◆ **Written exercise**:
Transcribe all the entries word for word, but omit the images.

++++ Stored records ++++

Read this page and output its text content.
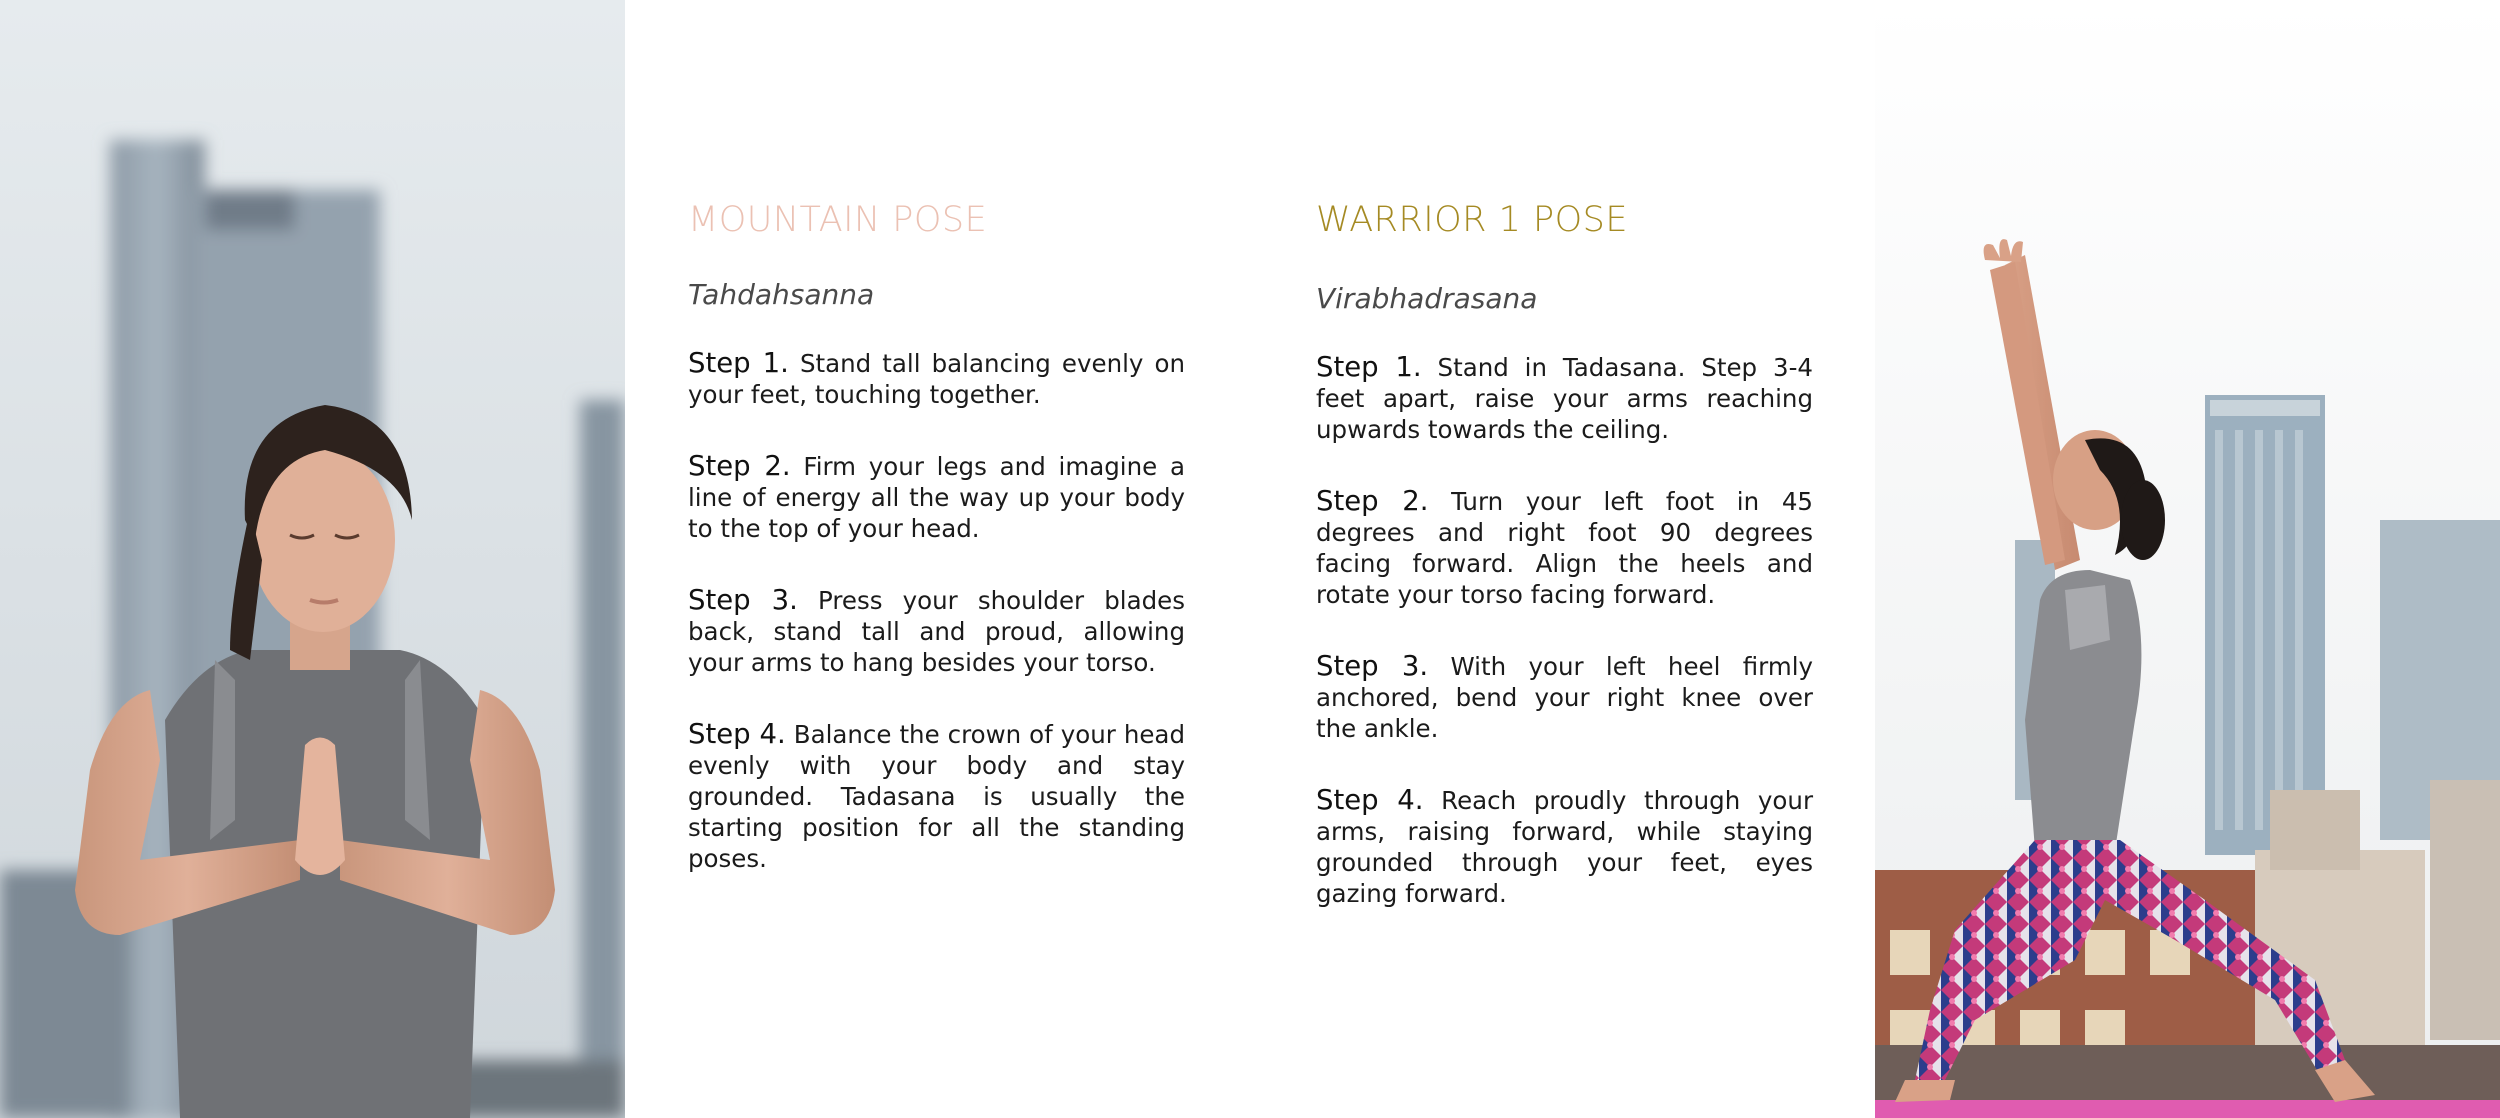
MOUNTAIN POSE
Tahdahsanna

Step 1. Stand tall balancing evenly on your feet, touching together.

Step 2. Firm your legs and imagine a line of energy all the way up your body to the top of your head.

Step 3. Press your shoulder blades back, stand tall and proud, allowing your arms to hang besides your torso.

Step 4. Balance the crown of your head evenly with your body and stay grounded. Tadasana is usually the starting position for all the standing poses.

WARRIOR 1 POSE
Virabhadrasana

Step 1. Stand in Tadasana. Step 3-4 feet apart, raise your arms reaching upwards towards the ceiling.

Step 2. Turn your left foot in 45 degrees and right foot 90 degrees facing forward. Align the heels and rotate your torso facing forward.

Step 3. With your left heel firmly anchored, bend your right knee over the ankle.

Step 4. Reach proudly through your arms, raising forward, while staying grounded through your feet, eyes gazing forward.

++++

◆ **Reply**:
Read this page and output its text content.
MOUNTAIN POSE
Tahdahsanna

Step 1. Stand tall balancing evenly on your feet, touching together.

Step 2. Firm your legs and imagine a line of energy all the way up your body to the top of your head.

Step 3. Press your shoulder blades back, stand tall and proud, allowing your arms to hang besides your torso.

Step 4. Balance the crown of your head evenly with your body and stay grounded. Tadasana is usually the starting position for all the standing poses.

WARRIOR 1 POSE
Virabhadrasana

Step 1. Stand in Tadasana. Step 3-4 feet apart, raise your arms reaching upwards towards the ceiling.

Step 2. Turn your left foot in 45 degrees and right foot 90 degrees facing forward. Align the heels and rotate your torso facing forward.

Step 3. With your left heel firmly anchored, bend your right knee over the ankle.

Step 4. Reach proudly through your arms, raising forward, while staying grounded through your feet, eyes gazing forward.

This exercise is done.